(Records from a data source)
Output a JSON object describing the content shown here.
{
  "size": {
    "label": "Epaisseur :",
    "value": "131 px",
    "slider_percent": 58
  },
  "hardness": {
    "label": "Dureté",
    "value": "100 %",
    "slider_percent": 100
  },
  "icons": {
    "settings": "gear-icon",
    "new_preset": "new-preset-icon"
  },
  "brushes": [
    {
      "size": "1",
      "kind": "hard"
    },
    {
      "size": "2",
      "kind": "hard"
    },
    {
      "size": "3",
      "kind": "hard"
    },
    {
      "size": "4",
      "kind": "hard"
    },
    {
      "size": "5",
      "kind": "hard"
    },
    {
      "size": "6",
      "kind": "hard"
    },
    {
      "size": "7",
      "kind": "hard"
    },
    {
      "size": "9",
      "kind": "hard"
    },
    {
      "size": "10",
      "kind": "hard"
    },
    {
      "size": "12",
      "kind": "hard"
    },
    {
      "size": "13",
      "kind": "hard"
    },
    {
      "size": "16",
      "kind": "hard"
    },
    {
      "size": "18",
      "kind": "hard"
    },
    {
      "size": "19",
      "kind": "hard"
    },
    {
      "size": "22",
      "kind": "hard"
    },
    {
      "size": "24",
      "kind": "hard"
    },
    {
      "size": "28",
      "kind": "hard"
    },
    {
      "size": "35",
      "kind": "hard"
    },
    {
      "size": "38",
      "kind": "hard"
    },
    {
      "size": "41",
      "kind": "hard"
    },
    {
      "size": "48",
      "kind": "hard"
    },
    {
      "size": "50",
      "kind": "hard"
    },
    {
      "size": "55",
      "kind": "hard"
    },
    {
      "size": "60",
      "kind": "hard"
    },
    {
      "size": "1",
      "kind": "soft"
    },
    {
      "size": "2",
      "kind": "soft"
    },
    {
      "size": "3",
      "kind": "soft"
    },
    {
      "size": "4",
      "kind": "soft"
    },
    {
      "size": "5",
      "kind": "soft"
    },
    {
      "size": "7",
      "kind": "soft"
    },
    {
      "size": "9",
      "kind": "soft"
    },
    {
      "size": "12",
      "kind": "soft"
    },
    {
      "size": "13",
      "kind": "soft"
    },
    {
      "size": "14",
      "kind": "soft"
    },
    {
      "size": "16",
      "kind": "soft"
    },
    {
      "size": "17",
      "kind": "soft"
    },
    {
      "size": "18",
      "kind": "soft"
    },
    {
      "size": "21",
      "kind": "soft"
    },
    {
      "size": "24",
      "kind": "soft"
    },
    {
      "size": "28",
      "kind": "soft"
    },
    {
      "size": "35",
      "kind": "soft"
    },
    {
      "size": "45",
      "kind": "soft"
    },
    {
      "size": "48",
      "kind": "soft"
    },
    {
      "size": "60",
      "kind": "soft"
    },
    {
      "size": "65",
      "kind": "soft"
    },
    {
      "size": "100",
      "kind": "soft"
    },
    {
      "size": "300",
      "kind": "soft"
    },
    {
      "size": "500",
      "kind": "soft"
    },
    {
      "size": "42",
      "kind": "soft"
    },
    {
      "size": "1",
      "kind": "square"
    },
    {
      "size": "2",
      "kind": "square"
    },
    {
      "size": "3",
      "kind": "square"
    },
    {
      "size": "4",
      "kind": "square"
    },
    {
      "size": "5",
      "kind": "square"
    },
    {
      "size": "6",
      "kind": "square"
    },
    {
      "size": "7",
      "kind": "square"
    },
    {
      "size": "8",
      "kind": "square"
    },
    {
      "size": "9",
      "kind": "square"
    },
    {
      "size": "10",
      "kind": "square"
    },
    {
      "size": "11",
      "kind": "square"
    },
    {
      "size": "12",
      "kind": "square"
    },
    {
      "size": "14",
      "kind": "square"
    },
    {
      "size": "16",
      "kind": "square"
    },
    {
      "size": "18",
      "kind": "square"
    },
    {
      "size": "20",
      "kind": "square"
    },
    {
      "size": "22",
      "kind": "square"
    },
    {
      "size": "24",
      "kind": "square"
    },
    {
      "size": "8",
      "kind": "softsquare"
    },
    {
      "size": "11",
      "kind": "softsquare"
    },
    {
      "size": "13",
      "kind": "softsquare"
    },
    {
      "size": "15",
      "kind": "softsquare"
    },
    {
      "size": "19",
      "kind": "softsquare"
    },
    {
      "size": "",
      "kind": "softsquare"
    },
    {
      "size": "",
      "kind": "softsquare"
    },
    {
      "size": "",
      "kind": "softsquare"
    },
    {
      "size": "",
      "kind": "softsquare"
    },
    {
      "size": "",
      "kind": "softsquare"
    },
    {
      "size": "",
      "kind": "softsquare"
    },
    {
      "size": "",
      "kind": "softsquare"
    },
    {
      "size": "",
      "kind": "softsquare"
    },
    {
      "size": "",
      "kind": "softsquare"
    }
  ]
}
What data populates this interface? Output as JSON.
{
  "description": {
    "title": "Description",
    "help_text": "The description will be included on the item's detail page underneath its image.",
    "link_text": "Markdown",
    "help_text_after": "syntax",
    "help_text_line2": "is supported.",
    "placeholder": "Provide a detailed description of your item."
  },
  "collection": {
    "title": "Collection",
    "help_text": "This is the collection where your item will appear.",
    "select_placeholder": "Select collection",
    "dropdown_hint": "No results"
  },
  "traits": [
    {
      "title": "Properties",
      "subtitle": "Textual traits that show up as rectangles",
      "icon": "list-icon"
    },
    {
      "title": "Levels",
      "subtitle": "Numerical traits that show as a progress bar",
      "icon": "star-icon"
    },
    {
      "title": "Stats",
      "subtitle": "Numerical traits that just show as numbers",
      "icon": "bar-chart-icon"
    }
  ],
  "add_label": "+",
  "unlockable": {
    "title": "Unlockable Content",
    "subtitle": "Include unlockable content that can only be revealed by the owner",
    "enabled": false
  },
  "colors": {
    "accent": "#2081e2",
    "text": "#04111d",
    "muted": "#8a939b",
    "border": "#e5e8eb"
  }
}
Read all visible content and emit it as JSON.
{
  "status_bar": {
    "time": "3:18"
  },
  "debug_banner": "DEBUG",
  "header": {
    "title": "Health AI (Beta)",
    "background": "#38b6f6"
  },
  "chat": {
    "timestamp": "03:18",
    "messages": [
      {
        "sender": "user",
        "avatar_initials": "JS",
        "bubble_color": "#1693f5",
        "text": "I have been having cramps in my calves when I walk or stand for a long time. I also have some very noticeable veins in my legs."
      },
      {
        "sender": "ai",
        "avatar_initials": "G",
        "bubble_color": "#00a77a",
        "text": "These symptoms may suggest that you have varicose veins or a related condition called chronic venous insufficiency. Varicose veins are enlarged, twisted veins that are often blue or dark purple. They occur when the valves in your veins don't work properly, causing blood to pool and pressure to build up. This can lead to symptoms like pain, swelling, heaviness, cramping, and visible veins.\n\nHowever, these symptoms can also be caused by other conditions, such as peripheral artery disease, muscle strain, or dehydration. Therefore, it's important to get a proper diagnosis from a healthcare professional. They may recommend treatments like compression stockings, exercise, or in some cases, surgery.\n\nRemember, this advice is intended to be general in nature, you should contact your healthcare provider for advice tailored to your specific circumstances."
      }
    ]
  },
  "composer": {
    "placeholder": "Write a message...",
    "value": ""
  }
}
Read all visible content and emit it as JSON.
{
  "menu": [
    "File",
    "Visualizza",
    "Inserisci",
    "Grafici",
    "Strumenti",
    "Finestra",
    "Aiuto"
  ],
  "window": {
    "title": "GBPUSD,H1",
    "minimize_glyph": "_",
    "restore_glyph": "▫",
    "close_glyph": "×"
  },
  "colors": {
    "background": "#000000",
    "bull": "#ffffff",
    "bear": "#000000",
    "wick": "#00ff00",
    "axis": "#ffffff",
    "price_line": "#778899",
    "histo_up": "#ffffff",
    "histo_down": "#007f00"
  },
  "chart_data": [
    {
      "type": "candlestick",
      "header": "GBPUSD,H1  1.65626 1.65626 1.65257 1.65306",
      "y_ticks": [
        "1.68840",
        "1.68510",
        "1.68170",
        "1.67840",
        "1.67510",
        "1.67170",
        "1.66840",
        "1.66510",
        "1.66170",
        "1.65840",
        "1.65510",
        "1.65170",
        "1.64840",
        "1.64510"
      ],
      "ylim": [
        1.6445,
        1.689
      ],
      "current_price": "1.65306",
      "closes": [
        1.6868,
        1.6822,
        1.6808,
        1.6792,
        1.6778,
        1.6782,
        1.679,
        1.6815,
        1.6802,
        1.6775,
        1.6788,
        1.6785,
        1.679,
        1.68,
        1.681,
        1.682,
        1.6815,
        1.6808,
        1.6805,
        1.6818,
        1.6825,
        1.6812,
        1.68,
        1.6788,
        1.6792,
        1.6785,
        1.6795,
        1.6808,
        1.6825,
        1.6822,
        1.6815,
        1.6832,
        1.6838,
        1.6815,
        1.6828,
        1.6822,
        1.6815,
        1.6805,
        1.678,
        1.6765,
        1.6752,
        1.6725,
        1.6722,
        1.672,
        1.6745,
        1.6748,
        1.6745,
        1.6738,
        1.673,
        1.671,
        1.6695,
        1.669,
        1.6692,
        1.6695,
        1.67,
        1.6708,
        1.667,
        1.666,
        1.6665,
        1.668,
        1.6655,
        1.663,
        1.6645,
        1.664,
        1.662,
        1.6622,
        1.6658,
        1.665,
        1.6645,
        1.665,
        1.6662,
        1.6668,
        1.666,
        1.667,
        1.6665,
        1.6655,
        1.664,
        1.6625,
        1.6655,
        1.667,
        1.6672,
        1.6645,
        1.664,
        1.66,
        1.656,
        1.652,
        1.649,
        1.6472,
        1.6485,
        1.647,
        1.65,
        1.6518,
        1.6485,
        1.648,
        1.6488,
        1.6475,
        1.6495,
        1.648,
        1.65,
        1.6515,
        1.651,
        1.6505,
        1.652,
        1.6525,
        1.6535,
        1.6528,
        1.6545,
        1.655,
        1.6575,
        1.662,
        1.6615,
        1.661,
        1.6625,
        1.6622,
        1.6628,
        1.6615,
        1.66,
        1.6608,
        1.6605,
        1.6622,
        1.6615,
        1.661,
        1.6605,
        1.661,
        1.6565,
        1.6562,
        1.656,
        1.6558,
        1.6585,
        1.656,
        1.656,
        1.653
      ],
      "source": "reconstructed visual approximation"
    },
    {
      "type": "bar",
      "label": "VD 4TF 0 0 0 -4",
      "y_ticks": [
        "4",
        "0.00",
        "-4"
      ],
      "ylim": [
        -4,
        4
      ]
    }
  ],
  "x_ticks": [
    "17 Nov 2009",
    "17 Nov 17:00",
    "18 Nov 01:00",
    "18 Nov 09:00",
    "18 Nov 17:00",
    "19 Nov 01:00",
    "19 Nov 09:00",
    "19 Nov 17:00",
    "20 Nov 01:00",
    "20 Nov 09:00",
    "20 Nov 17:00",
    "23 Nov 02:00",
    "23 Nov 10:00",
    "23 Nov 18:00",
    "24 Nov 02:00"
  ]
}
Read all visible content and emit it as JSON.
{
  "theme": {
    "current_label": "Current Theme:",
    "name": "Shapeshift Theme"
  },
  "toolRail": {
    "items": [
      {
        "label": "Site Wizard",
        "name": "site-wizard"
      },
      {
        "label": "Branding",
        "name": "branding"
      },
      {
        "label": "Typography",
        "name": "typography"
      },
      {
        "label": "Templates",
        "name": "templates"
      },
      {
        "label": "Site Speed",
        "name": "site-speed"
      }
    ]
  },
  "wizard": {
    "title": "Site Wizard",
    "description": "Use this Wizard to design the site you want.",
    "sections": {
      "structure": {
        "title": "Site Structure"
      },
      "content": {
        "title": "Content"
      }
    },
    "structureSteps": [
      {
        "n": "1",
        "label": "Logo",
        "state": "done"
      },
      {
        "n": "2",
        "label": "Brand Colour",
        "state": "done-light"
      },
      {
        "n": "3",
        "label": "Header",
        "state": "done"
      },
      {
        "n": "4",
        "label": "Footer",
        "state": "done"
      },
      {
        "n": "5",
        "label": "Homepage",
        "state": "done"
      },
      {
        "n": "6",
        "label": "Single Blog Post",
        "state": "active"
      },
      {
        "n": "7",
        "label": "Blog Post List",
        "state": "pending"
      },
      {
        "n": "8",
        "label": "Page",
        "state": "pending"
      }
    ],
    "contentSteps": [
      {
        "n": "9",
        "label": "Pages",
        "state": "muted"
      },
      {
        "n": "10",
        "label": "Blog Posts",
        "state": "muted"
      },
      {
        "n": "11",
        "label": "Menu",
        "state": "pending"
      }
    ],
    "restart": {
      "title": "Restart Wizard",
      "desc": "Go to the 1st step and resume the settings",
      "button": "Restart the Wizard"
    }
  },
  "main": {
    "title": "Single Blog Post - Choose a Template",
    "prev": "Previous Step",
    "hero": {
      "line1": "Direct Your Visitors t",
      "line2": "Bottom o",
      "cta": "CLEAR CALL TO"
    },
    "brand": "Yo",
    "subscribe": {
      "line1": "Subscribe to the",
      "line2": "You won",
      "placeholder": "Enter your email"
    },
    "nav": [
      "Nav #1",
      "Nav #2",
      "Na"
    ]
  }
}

• **GOAL**:
In the entries above, how many lines hold the word "subtitle"? State the number and nothing else.

• **EXERCISE RESULT**:
4